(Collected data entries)
======
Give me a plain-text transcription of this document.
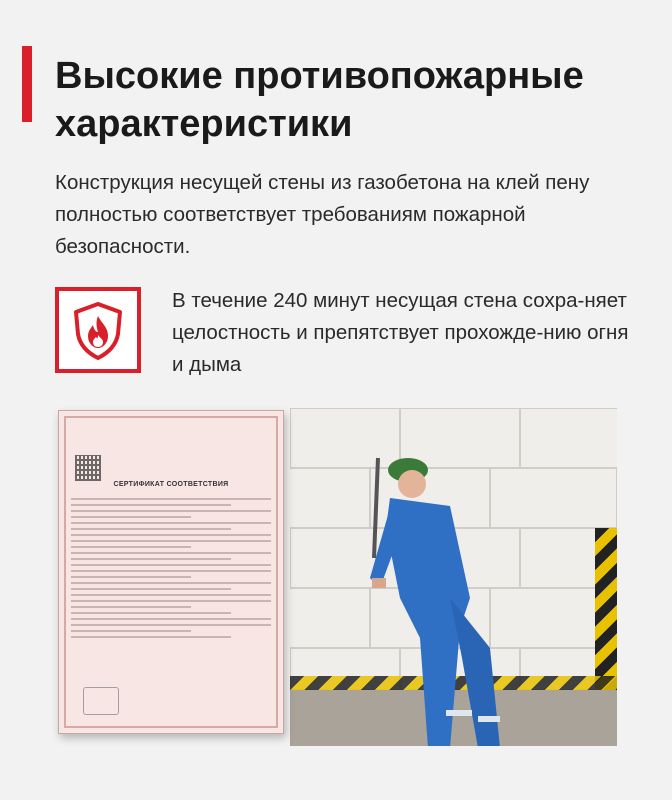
Высокие противопожарные характеристики

Конструкция несущей стены из газобетона на клей пену полностью соответствует требованиям пожарной безопасности.

В течение 240 минут несущая стена сохра-няет целостность и препятствует прохожде-нию огня и дыма

СЕРТИФИКАТ СООТВЕТСТВИЯ
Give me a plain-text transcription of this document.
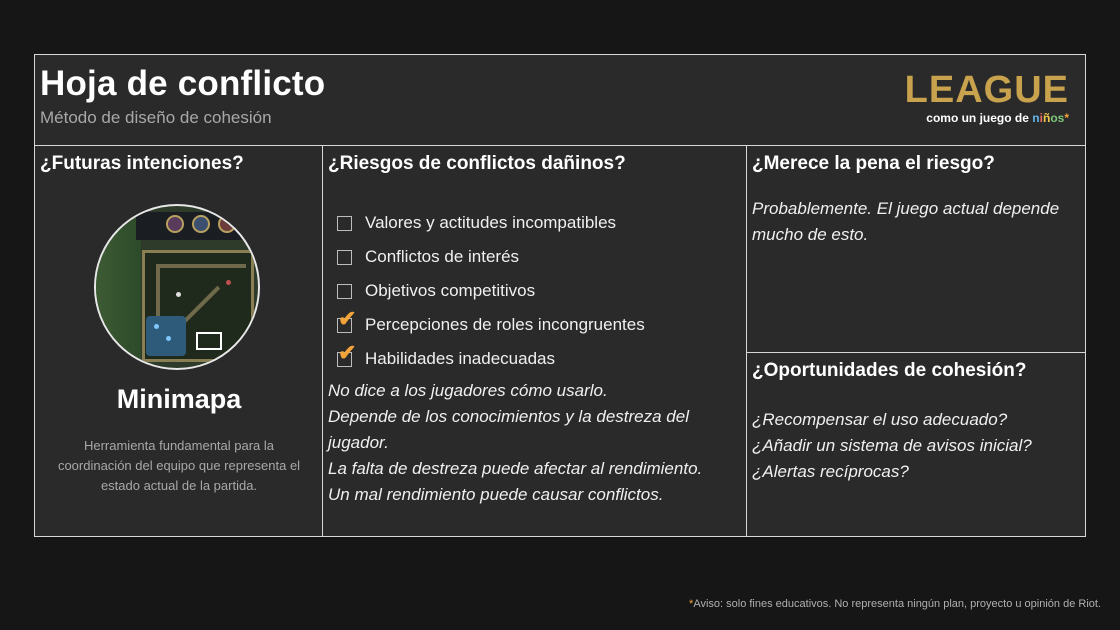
Hoja de conflicto
Método de diseño de cohesión
LEAGUE
como un juego de niños*
¿Futuras intenciones?
Minimapa
Herramienta fundamental para la coordinación del equipo que representa el estado actual de la partida.
¿Riesgos de conflictos dañinos?
Valores y actitudes incompatibles
Conflictos de interés
Objetivos competitivos
✔ Percepciones de roles incongruentes
✔ Habilidades inadecuadas
No dice a los jugadores cómo usarlo.
Depende de los conocimientos y la destreza del jugador.
La falta de destreza puede afectar al rendimiento.
Un mal rendimiento puede causar conflictos.
¿Merece la pena el riesgo?
Probablemente. El juego actual depende mucho de esto.
¿Oportunidades de cohesión?
¿Recompensar el uso adecuado?
¿Añadir un sistema de avisos inicial?
¿Alertas recíprocas?
*Aviso: solo fines educativos. No representa ningún plan, proyecto u opinión de Riot.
======
> To do: Wherever the word "puede" occurs in a line of the listing, copy that line.

> Answer to the exercise:
La falta de destreza puede afectar al rendimiento.
Un mal rendimiento puede causar conflictos.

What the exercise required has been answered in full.